# SHORT TASK
Across the listing below, how many lines hold "name"? Reply with the number by itself.
↓↓↓
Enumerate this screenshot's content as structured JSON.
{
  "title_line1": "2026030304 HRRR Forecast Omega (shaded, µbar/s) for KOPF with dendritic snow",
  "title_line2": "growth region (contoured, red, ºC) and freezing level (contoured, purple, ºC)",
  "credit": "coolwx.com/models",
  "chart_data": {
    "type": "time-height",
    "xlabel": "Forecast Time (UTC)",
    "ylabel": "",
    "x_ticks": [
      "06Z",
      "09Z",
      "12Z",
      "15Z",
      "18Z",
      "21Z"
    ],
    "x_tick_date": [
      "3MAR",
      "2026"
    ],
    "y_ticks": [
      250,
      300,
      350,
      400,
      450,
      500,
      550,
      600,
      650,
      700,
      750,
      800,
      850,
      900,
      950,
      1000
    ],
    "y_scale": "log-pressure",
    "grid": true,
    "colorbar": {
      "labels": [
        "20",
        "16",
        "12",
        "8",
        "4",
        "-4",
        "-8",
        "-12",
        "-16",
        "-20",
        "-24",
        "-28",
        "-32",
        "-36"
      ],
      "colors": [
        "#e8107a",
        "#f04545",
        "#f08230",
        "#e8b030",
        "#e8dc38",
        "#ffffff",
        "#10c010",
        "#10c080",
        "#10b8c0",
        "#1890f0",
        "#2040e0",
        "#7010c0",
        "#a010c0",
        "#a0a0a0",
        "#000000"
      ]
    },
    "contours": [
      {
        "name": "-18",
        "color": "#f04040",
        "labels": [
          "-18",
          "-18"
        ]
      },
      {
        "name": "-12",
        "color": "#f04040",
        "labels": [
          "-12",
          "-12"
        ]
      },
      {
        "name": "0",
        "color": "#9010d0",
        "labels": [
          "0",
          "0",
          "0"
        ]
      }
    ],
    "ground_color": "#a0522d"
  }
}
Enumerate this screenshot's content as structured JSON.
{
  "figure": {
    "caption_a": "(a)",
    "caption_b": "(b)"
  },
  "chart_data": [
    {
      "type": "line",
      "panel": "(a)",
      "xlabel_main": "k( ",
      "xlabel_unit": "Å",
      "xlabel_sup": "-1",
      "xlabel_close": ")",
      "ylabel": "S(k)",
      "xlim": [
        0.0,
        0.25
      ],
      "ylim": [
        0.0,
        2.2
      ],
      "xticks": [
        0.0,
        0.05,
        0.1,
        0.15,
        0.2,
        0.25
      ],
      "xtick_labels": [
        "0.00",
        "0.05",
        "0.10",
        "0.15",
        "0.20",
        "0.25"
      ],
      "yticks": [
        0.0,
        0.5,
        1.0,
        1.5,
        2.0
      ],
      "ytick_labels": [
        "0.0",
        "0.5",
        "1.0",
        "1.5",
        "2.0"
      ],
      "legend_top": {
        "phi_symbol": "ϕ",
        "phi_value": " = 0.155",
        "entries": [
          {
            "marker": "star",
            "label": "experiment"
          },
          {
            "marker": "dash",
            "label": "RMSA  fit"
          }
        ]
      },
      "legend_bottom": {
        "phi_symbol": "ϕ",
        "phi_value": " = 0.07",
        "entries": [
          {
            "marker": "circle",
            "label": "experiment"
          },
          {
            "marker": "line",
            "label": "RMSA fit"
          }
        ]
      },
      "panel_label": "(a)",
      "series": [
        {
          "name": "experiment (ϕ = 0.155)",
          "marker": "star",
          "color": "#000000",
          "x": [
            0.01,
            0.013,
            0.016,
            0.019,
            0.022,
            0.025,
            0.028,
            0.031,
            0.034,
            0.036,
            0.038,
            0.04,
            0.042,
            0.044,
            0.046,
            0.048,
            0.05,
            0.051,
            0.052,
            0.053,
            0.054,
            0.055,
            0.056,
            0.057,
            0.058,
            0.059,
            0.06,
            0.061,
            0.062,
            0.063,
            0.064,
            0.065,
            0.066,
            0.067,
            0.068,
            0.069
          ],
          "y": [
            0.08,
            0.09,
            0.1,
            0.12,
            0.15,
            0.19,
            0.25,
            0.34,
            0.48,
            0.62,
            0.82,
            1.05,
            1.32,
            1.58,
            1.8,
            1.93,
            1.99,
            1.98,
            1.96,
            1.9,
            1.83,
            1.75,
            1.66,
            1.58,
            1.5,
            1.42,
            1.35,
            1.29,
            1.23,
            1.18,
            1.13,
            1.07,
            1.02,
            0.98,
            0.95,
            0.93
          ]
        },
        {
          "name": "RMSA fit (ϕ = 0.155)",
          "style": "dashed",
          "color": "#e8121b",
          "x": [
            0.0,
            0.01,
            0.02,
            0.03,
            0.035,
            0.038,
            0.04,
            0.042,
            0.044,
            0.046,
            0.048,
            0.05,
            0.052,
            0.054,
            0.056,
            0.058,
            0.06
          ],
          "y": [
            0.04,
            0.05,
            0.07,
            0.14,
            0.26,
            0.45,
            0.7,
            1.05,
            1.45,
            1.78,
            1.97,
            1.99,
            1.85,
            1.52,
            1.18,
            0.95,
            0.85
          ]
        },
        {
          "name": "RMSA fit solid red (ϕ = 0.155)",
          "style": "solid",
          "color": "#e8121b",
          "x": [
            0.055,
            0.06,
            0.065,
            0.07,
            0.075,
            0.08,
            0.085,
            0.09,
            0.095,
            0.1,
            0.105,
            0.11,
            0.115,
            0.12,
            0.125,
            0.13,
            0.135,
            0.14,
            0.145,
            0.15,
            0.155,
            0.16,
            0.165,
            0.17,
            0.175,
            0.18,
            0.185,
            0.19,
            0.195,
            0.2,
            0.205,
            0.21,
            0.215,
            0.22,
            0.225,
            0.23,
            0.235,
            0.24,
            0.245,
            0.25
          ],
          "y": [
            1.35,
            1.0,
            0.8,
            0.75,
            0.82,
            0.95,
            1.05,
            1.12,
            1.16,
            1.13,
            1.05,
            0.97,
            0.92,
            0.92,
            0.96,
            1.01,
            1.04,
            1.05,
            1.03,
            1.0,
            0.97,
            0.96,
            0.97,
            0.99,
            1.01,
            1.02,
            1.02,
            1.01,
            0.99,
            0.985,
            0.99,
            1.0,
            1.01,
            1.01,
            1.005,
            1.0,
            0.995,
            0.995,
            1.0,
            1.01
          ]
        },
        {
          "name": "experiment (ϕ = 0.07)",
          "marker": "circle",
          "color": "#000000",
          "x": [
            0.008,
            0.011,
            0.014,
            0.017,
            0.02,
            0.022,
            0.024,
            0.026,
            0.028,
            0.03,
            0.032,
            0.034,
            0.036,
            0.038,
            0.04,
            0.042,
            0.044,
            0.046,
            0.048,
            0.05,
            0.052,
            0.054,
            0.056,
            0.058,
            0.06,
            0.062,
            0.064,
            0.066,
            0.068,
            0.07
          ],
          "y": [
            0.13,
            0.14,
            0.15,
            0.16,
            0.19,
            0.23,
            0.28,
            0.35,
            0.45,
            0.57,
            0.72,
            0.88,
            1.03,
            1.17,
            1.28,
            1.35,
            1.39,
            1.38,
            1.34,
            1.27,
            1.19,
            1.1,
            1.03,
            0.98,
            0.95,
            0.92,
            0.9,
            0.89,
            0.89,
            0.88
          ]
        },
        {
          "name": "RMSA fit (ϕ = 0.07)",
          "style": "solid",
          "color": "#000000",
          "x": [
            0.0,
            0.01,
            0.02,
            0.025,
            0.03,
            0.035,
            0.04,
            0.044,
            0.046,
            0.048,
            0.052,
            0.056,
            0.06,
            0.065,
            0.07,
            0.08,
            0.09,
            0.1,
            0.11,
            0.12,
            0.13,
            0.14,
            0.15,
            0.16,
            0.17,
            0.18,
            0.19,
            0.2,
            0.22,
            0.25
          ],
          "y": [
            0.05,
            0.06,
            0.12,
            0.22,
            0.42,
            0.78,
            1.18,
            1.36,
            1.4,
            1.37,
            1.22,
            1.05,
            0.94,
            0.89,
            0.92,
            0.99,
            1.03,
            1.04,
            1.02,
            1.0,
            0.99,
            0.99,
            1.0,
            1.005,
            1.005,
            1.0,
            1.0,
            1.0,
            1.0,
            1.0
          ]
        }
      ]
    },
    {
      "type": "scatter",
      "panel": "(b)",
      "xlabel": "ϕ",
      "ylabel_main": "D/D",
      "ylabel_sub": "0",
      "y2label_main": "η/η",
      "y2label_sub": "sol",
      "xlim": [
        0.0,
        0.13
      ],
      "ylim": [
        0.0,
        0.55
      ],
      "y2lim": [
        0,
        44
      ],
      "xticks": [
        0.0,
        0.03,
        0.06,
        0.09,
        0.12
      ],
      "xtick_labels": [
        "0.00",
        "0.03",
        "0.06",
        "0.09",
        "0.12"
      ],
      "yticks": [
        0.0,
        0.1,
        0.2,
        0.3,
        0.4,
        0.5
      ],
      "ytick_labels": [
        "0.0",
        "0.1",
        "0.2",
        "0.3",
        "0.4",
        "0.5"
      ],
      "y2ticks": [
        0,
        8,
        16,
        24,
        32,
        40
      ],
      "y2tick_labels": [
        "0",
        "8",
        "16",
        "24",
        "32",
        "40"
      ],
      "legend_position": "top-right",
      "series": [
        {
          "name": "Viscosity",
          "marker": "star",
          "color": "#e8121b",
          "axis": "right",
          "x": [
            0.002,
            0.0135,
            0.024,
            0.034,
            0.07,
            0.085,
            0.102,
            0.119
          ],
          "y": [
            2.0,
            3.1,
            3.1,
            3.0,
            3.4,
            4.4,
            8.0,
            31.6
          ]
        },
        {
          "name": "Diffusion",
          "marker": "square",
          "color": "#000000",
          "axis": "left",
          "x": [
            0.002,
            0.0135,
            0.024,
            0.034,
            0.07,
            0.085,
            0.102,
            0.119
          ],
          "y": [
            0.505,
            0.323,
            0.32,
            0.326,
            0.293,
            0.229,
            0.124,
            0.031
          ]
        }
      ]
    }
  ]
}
↑↑↑
# SOLUTION FOR THIS TASK
10